++++ Dataset rows ++++

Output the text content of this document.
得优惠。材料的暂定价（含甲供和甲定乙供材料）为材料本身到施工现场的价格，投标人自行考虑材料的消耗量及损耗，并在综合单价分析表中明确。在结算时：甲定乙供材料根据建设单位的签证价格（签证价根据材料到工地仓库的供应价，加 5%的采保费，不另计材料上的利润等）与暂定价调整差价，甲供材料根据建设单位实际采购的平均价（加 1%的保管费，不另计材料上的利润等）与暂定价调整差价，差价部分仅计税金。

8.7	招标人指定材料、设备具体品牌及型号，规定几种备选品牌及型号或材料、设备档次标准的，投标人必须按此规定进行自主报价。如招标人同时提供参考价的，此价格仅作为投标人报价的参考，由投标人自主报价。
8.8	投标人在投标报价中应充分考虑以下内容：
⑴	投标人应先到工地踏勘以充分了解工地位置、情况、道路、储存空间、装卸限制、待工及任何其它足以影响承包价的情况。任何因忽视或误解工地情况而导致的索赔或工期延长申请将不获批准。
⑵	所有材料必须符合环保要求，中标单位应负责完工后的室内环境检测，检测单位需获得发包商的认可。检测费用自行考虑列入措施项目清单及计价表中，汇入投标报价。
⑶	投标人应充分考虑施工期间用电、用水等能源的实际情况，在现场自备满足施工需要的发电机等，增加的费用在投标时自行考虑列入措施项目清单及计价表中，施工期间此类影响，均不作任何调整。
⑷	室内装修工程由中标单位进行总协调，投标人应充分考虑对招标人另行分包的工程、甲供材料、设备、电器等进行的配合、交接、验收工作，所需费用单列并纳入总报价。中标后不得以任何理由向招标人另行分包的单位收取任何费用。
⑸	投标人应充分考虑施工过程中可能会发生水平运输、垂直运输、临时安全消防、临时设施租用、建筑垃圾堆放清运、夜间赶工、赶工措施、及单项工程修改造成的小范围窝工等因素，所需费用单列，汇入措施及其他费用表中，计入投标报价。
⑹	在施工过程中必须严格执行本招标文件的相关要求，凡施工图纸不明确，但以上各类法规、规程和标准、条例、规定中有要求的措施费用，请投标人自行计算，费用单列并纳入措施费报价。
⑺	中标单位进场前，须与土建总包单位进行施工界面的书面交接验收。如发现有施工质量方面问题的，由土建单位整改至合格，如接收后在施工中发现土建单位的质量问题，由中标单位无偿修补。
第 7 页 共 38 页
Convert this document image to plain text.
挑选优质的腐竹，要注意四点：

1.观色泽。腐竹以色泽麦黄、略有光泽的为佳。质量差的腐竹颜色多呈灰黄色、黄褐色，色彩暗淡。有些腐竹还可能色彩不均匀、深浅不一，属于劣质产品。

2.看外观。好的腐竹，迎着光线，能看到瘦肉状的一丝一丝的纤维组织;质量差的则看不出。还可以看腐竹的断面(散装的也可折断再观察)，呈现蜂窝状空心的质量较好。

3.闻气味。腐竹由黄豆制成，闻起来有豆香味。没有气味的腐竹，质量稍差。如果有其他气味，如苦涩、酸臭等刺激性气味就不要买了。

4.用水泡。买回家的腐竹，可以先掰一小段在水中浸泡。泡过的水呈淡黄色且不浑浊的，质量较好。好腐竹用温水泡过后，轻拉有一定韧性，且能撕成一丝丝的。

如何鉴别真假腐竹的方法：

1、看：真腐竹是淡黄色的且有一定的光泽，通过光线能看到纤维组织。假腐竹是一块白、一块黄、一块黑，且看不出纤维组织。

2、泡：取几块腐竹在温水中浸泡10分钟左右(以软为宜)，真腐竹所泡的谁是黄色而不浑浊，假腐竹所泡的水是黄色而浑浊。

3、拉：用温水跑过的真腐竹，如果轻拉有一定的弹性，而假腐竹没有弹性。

++++

#### [Goal]
Copy down the whole of the data above, matching it exactly.

#### [Solution to this exercise]
Output the text content of this document.
得优惠。材料的暂定价（含甲供和甲定乙供材料）为材料本身到施工现场的价格，投标人自行考虑材料的消耗量及损耗，并在综合单价分析表中明确。在结算时：甲定乙供材料根据建设单位的签证价格（签证价根据材料到工地仓库的供应价，加 5%的采保费，不另计材料上的利润等）与暂定价调整差价，甲供材料根据建设单位实际采购的平均价（加 1%的保管费，不另计材料上的利润等）与暂定价调整差价，差价部分仅计税金。

8.7	招标人指定材料、设备具体品牌及型号，规定几种备选品牌及型号或材料、设备档次标准的，投标人必须按此规定进行自主报价。如招标人同时提供参考价的，此价格仅作为投标人报价的参考，由投标人自主报价。
8.8	投标人在投标报价中应充分考虑以下内容：
⑴	投标人应先到工地踏勘以充分了解工地位置、情况、道路、储存空间、装卸限制、待工及任何其它足以影响承包价的情况。任何因忽视或误解工地情况而导致的索赔或工期延长申请将不获批准。
⑵	所有材料必须符合环保要求，中标单位应负责完工后的室内环境检测，检测单位需获得发包商的认可。检测费用自行考虑列入措施项目清单及计价表中，汇入投标报价。
⑶	投标人应充分考虑施工期间用电、用水等能源的实际情况，在现场自备满足施工需要的发电机等，增加的费用在投标时自行考虑列入措施项目清单及计价表中，施工期间此类影响，均不作任何调整。
⑷	室内装修工程由中标单位进行总协调，投标人应充分考虑对招标人另行分包的工程、甲供材料、设备、电器等进行的配合、交接、验收工作，所需费用单列并纳入总报价。中标后不得以任何理由向招标人另行分包的单位收取任何费用。
⑸	投标人应充分考虑施工过程中可能会发生水平运输、垂直运输、临时安全消防、临时设施租用、建筑垃圾堆放清运、夜间赶工、赶工措施、及单项工程修改造成的小范围窝工等因素，所需费用单列，汇入措施及其他费用表中，计入投标报价。
⑹	在施工过程中必须严格执行本招标文件的相关要求，凡施工图纸不明确，但以上各类法规、规程和标准、条例、规定中有要求的措施费用，请投标人自行计算，费用单列并纳入措施费报价。
⑺	中标单位进场前，须与土建总包单位进行施工界面的书面交接验收。如发现有施工质量方面问题的，由土建单位整改至合格，如接收后在施工中发现土建单位的质量问题，由中标单位无偿修补。
第 7 页 共 38 页
Convert this document image to plain text.
挑选优质的腐竹，要注意四点：

1.观色泽。腐竹以色泽麦黄、略有光泽的为佳。质量差的腐竹颜色多呈灰黄色、黄褐色，色彩暗淡。有些腐竹还可能色彩不均匀、深浅不一，属于劣质产品。

2.看外观。好的腐竹，迎着光线，能看到瘦肉状的一丝一丝的纤维组织;质量差的则看不出。还可以看腐竹的断面(散装的也可折断再观察)，呈现蜂窝状空心的质量较好。

3.闻气味。腐竹由黄豆制成，闻起来有豆香味。没有气味的腐竹，质量稍差。如果有其他气味，如苦涩、酸臭等刺激性气味就不要买了。

4.用水泡。买回家的腐竹，可以先掰一小段在水中浸泡。泡过的水呈淡黄色且不浑浊的，质量较好。好腐竹用温水泡过后，轻拉有一定韧性，且能撕成一丝丝的。

如何鉴别真假腐竹的方法：

1、看：真腐竹是淡黄色的且有一定的光泽，通过光线能看到纤维组织。假腐竹是一块白、一块黄、一块黑，且看不出纤维组织。

2、泡：取几块腐竹在温水中浸泡10分钟左右(以软为宜)，真腐竹所泡的谁是黄色而不浑浊，假腐竹所泡的水是黄色而浑浊。

3、拉：用温水跑过的真腐竹，如果轻拉有一定的弹性，而假腐竹没有弹性。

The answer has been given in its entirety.